### Challenge
Set down, word for word, the stretch of lines from the one containing "Output the text content of this document." to the end of the records below.
* begin *
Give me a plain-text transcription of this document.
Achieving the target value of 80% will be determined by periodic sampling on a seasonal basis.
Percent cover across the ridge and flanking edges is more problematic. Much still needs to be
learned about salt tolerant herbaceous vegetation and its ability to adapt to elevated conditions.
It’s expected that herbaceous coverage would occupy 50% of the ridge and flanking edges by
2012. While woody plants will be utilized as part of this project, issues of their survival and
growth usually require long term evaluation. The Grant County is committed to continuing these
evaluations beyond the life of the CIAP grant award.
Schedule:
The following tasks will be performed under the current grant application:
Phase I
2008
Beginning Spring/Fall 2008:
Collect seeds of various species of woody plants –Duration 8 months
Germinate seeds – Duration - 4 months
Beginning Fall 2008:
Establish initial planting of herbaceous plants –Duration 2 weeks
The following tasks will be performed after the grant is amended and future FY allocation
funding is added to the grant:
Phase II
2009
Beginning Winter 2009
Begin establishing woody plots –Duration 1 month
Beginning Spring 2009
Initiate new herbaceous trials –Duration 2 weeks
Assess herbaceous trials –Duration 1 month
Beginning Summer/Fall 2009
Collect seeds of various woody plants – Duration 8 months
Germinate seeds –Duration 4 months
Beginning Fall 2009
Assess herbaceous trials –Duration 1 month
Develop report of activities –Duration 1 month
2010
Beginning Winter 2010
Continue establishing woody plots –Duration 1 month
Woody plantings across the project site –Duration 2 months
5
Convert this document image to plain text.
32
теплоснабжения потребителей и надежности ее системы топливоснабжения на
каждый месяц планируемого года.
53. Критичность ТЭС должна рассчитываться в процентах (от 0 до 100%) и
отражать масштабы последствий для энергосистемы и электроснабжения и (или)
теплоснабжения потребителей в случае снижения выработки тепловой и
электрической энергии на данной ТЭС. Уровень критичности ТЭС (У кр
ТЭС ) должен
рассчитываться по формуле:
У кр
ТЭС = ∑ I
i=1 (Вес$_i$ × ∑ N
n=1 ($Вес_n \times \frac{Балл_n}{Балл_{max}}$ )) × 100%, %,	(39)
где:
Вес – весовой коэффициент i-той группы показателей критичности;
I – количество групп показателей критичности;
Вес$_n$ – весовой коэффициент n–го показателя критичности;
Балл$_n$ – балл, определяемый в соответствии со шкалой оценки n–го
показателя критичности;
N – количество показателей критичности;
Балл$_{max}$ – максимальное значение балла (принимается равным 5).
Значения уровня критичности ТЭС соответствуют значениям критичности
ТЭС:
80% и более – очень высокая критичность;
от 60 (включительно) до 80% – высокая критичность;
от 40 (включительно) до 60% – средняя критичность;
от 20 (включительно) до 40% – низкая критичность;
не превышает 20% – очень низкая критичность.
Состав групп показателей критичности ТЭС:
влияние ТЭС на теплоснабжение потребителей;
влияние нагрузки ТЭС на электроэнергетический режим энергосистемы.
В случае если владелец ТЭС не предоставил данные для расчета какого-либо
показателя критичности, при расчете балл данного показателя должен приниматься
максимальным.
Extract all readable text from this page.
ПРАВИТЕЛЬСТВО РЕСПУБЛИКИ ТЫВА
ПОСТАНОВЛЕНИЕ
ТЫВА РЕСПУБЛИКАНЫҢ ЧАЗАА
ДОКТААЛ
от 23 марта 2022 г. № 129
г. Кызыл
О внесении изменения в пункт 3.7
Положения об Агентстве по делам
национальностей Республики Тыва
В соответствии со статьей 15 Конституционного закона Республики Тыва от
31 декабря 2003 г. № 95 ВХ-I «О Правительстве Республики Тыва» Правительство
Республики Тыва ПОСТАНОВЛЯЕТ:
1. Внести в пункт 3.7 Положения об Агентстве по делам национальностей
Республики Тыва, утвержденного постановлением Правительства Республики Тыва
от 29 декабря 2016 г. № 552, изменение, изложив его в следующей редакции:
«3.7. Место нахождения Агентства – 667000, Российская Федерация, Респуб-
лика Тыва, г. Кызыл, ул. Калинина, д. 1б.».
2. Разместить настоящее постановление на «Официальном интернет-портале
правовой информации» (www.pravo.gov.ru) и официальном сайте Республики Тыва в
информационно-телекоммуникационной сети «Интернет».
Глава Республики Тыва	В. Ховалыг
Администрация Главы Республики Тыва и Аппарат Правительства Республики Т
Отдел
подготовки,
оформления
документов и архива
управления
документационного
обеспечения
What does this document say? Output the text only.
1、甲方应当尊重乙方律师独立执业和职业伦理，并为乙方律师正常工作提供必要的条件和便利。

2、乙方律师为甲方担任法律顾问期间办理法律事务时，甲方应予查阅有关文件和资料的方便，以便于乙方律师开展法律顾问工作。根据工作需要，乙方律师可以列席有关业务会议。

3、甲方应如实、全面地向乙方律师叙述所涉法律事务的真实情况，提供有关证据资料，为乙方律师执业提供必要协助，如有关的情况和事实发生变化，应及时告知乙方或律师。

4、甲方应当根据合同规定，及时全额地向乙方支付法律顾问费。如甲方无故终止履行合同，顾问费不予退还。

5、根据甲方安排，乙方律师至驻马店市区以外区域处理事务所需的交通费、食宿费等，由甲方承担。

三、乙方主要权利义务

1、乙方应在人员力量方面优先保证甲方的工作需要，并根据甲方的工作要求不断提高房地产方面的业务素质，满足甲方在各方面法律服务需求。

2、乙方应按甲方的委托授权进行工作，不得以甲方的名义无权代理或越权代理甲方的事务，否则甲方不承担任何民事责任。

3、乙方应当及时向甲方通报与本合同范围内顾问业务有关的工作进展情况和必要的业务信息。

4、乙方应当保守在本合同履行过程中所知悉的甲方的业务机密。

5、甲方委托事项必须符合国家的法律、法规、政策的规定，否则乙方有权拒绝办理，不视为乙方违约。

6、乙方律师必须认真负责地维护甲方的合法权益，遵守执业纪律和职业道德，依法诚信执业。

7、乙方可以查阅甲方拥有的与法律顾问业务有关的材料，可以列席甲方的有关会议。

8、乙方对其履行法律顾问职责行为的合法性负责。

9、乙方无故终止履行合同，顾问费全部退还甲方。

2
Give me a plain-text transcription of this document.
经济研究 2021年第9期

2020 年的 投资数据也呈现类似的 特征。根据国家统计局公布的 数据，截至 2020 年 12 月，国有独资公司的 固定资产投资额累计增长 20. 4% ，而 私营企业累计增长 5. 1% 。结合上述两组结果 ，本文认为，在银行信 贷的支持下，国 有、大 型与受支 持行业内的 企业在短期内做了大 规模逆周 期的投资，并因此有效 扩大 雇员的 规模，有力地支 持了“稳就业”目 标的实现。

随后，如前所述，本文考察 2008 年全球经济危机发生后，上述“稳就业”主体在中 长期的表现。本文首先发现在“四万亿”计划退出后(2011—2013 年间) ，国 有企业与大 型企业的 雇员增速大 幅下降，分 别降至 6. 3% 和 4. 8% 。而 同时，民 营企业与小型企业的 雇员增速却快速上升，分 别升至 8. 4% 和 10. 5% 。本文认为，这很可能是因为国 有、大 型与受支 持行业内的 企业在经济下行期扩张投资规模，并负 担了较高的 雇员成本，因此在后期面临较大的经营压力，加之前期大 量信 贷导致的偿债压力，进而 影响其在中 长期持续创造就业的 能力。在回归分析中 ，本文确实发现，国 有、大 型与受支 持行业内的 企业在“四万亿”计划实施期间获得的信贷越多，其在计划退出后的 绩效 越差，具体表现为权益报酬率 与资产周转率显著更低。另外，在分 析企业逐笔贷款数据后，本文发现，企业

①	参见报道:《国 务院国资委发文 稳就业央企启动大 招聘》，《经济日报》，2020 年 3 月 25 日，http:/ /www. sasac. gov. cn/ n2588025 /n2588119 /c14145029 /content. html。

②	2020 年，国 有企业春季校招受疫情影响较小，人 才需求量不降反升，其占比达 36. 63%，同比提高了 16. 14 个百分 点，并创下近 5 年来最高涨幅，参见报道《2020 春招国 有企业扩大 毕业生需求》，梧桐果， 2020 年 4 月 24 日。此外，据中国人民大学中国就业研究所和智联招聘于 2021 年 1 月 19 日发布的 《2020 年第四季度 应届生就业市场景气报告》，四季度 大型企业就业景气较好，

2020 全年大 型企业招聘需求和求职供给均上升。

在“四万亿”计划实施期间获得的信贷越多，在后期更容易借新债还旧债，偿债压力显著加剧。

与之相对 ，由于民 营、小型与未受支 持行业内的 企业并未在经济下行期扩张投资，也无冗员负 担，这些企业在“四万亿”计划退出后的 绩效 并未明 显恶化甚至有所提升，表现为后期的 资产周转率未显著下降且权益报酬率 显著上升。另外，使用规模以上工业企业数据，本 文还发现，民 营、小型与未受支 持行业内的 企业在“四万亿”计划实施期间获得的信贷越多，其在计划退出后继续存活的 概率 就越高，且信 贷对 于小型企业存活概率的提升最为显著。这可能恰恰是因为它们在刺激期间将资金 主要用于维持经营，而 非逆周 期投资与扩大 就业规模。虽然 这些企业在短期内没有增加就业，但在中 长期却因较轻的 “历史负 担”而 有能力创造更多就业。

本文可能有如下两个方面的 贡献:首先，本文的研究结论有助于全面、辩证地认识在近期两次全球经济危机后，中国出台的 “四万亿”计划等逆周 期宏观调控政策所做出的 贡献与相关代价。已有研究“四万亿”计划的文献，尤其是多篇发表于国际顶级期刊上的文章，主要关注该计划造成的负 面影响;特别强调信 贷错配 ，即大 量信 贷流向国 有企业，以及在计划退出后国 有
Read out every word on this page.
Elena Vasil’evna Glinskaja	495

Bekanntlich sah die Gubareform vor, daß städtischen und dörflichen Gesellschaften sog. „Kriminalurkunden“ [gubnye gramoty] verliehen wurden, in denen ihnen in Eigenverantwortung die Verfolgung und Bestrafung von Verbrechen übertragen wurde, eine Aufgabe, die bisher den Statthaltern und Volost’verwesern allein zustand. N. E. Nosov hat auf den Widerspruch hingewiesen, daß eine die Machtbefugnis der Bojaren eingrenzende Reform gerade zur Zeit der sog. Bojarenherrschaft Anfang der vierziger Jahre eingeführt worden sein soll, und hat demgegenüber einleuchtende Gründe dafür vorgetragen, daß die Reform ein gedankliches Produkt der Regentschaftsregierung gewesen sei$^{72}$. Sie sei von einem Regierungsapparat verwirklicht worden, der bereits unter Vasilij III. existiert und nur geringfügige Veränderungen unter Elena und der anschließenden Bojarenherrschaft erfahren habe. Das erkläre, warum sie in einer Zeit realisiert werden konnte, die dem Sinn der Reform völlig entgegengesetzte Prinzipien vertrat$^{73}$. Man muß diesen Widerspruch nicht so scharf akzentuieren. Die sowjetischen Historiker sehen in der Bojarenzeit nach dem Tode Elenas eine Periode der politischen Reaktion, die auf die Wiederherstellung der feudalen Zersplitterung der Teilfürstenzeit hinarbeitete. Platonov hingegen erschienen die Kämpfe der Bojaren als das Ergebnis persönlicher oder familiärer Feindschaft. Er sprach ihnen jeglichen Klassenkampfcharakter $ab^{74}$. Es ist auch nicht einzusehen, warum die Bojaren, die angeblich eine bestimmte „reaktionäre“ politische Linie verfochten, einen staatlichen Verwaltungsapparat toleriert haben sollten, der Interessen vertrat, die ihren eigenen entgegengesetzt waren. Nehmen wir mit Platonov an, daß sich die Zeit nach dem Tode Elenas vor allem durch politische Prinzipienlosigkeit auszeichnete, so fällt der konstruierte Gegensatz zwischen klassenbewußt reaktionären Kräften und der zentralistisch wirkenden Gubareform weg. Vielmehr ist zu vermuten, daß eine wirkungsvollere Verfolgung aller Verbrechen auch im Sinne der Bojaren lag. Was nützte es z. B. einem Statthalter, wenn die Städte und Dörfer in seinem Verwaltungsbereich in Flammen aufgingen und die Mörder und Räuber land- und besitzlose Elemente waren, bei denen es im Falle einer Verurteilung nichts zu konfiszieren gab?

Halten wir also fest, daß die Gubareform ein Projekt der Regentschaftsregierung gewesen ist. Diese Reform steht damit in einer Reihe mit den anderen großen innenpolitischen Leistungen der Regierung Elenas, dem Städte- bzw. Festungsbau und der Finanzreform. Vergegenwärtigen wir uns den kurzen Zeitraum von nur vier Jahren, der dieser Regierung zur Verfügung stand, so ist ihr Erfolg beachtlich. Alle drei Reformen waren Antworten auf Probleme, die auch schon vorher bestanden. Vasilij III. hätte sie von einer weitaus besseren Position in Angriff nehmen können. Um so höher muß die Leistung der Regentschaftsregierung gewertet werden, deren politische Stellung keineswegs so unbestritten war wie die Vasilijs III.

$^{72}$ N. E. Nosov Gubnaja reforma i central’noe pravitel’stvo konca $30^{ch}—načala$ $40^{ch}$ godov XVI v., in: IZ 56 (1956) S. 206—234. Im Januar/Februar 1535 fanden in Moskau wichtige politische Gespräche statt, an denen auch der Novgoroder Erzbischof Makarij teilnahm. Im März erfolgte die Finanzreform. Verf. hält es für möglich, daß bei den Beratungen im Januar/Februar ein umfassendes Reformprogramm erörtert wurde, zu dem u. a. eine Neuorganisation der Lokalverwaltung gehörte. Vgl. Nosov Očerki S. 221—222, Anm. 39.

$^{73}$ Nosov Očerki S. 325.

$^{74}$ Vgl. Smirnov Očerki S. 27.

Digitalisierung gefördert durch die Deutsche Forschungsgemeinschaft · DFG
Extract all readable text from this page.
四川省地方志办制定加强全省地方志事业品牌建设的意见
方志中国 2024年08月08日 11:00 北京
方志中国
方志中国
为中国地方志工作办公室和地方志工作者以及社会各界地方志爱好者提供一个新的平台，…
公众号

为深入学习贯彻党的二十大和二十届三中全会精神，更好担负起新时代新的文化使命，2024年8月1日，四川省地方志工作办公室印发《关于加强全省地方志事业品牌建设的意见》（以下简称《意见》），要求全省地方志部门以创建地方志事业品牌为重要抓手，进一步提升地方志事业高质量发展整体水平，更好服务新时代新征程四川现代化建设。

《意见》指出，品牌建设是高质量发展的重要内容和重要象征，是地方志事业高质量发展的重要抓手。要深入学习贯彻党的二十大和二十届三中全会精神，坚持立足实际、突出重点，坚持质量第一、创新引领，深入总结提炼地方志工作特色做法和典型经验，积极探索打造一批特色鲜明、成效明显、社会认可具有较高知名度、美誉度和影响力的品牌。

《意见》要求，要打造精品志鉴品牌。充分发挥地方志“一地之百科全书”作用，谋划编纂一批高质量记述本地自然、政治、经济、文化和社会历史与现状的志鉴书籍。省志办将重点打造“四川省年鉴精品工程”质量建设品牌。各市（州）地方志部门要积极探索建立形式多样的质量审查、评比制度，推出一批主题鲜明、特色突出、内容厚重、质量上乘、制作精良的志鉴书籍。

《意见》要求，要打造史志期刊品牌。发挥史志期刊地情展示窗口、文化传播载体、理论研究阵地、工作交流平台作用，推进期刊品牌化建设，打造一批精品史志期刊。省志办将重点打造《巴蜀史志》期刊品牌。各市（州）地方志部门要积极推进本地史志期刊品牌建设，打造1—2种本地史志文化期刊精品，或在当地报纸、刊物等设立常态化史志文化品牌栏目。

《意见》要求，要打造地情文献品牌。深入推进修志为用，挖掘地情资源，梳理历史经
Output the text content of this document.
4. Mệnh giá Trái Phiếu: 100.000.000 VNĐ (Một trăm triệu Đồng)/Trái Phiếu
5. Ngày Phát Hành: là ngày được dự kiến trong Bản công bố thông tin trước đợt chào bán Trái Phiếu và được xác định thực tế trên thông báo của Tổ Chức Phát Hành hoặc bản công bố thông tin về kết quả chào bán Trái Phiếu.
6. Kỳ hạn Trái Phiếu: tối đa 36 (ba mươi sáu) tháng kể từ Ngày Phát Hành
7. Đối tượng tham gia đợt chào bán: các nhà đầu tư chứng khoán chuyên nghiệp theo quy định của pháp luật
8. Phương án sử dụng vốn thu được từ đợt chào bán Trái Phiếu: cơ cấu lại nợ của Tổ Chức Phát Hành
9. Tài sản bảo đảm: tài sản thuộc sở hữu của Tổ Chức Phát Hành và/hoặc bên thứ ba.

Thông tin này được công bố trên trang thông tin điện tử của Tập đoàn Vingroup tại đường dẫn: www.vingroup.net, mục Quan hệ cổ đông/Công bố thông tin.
* end *
### Exercise solution
Output the text content of this document.
4. Mệnh giá Trái Phiếu: 100.000.000 VNĐ (Một trăm triệu Đồng)/Trái Phiếu
5. Ngày Phát Hành: là ngày được dự kiến trong Bản công bố thông tin trước đợt chào bán Trái Phiếu và được xác định thực tế trên thông báo của Tổ Chức Phát Hành hoặc bản công bố thông tin về kết quả chào bán Trái Phiếu.
6. Kỳ hạn Trái Phiếu: tối đa 36 (ba mươi sáu) tháng kể từ Ngày Phát Hành
7. Đối tượng tham gia đợt chào bán: các nhà đầu tư chứng khoán chuyên nghiệp theo quy định của pháp luật
8. Phương án sử dụng vốn thu được từ đợt chào bán Trái Phiếu: cơ cấu lại nợ của Tổ Chức Phát Hành
9. Tài sản bảo đảm: tài sản thuộc sở hữu của Tổ Chức Phát Hành và/hoặc bên thứ ba.

Thông tin này được công bố trên trang thông tin điện tử của Tập đoàn Vingroup tại đường dẫn: www.vingroup.net, mục Quan hệ cổ đông/Công bố thông tin.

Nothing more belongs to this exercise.